TASK STATEMENT
Lines containing the string "μπαταριών" are to be counted; report the total by itself.

SOURCE MATERIAL
++++
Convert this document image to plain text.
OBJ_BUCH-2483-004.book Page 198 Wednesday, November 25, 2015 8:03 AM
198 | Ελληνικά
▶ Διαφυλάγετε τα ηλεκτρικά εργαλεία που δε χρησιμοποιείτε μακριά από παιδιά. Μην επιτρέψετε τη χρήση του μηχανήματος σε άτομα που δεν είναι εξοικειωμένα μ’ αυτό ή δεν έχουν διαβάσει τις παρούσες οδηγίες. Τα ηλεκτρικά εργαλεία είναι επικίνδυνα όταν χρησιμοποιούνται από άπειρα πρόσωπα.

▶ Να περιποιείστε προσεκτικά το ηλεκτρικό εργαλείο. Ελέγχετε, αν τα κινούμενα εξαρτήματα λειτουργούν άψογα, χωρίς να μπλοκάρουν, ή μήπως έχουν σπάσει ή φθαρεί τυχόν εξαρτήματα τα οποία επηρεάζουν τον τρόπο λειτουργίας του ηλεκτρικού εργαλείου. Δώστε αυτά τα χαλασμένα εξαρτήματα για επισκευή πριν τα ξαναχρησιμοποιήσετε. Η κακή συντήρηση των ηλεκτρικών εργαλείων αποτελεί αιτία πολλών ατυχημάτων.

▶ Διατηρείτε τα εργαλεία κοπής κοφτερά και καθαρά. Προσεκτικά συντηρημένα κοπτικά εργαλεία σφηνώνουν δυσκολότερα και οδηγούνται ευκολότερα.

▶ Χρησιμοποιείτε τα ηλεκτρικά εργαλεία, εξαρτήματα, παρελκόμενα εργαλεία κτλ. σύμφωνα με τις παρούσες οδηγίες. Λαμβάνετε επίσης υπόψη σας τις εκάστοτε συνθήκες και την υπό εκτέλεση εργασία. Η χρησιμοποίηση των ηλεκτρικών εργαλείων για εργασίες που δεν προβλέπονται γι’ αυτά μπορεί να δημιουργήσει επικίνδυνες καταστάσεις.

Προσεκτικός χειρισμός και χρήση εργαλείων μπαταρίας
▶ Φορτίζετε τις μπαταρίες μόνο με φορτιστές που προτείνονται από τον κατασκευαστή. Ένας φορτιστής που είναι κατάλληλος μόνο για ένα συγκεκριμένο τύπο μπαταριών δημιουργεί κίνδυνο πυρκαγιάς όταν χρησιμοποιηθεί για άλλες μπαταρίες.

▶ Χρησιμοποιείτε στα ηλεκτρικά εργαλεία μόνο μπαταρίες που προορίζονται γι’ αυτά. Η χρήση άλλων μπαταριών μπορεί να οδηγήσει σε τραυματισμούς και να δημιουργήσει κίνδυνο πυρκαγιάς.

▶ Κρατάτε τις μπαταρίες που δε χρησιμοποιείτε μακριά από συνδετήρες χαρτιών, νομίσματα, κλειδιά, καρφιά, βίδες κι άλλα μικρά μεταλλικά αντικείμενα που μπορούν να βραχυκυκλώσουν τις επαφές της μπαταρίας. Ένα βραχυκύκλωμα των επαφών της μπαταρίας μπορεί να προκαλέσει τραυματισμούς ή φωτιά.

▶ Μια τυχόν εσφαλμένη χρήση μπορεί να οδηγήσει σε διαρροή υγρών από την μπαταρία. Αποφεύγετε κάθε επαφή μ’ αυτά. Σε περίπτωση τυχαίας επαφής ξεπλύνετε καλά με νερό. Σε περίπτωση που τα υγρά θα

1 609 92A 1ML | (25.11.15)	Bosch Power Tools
++++
OUTPUT OF THE EXERCISE
2